— start —
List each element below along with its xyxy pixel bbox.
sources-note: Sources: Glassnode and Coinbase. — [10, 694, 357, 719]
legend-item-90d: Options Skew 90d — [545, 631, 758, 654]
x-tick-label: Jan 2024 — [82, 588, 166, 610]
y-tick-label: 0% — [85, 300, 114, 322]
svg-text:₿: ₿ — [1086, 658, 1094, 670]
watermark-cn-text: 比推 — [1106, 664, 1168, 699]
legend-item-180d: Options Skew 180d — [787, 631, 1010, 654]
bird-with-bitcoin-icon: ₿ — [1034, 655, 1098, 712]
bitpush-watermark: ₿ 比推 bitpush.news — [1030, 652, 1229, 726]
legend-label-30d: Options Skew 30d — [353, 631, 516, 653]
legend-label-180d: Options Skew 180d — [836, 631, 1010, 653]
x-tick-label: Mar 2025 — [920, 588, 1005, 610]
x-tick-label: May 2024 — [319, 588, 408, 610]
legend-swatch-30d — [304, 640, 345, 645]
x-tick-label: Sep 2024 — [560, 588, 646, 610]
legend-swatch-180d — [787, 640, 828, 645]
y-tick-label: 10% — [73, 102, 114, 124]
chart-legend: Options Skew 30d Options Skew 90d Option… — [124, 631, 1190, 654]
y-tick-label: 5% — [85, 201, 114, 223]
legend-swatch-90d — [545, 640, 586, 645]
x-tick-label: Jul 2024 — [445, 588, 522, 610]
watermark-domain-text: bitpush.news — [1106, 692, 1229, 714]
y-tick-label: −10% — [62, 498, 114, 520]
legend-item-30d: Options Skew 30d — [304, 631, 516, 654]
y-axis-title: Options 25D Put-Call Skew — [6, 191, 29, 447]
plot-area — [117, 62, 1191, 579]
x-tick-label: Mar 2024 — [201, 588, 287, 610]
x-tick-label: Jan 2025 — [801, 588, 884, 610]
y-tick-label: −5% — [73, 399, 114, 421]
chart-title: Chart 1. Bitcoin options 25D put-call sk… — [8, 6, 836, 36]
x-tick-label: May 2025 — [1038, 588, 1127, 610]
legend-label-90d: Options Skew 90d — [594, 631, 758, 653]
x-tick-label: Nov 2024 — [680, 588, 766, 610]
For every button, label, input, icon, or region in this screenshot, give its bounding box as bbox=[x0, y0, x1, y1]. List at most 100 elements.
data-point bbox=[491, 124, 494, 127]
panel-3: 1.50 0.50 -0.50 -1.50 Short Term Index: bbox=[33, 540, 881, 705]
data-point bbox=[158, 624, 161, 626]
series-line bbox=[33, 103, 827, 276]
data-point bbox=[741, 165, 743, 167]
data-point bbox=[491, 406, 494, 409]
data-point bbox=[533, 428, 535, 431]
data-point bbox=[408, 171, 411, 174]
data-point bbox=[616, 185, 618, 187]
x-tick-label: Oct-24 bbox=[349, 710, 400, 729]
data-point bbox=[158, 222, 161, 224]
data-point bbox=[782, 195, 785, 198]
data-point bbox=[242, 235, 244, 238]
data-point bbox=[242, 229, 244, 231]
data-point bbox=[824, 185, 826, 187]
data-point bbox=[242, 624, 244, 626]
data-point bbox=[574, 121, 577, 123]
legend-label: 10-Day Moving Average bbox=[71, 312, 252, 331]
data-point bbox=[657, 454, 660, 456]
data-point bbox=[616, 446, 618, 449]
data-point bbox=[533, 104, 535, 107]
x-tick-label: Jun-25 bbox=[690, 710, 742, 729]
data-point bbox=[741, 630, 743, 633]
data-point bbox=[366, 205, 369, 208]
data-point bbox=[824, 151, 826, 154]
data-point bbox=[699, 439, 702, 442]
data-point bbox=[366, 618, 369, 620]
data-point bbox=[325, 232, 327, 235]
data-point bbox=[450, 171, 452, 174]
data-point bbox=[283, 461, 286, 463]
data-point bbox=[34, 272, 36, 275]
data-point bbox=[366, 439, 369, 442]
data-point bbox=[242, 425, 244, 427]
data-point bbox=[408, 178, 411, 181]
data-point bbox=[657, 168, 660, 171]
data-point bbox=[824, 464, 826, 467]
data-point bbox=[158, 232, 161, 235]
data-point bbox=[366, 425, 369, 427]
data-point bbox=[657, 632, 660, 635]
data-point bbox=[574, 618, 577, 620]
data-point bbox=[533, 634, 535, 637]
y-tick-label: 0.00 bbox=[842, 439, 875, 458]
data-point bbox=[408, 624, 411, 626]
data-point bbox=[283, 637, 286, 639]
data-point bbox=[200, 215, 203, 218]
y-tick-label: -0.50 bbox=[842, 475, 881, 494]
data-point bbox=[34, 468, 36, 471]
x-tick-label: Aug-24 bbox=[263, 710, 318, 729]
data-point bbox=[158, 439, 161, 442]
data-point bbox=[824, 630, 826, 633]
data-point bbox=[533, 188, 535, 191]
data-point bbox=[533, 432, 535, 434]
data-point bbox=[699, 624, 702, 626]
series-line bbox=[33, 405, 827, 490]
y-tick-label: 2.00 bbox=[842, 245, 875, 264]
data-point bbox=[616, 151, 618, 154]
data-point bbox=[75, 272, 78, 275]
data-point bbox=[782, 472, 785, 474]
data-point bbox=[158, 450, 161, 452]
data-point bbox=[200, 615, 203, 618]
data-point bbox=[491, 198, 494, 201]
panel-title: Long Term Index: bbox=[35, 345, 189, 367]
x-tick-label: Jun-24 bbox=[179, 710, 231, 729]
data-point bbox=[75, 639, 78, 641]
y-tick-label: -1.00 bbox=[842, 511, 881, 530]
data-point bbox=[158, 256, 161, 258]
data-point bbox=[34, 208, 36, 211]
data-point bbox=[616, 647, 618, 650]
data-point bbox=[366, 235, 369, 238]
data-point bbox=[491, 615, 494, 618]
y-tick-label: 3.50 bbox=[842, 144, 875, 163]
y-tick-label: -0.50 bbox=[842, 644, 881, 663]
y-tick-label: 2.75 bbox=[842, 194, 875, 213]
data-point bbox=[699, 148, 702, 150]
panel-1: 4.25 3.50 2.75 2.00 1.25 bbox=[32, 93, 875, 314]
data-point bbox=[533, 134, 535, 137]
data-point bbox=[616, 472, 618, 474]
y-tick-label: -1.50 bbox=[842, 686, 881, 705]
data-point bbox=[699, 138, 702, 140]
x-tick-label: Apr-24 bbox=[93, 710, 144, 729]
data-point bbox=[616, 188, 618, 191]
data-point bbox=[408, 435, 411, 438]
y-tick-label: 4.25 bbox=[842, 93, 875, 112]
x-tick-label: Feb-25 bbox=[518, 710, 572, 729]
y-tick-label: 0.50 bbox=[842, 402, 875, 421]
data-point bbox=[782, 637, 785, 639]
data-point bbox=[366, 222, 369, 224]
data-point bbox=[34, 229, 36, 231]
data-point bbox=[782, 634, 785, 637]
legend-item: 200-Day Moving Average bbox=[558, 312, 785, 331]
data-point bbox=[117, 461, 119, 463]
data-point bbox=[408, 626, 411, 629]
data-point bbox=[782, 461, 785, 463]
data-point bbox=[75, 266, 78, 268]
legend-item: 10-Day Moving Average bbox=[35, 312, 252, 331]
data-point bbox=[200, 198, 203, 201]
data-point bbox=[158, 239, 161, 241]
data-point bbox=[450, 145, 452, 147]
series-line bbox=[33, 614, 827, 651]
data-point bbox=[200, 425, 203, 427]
— end —
» **WHAT TO PRODUCE**
Copy the records word for word, starting with the first line and going on through the line that contains "legend-item-30d: Options Skew".

» **EXERCISE RESULT**
List each element below along with its xyxy pixel bbox.
sources-note: Sources: Glassnode and Coinbase. — [10, 694, 357, 719]
legend-item-90d: Options Skew 90d — [545, 631, 758, 654]
x-tick-label: Jan 2024 — [82, 588, 166, 610]
y-tick-label: 0% — [85, 300, 114, 322]
svg-text:₿: ₿ — [1086, 658, 1094, 670]
watermark-cn-text: 比推 — [1106, 664, 1168, 699]
legend-item-180d: Options Skew 180d — [787, 631, 1010, 654]
bird-with-bitcoin-icon: ₿ — [1034, 655, 1098, 712]
bitpush-watermark: ₿ 比推 bitpush.news — [1030, 652, 1229, 726]
legend-label-30d: Options Skew 30d — [353, 631, 516, 653]
legend-label-180d: Options Skew 180d — [836, 631, 1010, 653]
x-tick-label: Mar 2025 — [920, 588, 1005, 610]
x-tick-label: May 2024 — [319, 588, 408, 610]
legend-swatch-30d — [304, 640, 345, 645]
x-tick-label: Sep 2024 — [560, 588, 646, 610]
legend-swatch-180d — [787, 640, 828, 645]
y-tick-label: 10% — [73, 102, 114, 124]
chart-legend: Options Skew 30d Options Skew 90d Option… — [124, 631, 1190, 654]
y-tick-label: 5% — [85, 201, 114, 223]
legend-swatch-90d — [545, 640, 586, 645]
x-tick-label: Jul 2024 — [445, 588, 522, 610]
watermark-domain-text: bitpush.news — [1106, 692, 1229, 714]
y-tick-label: −10% — [62, 498, 114, 520]
legend-item-30d: Options Skew 30d — [304, 631, 516, 654]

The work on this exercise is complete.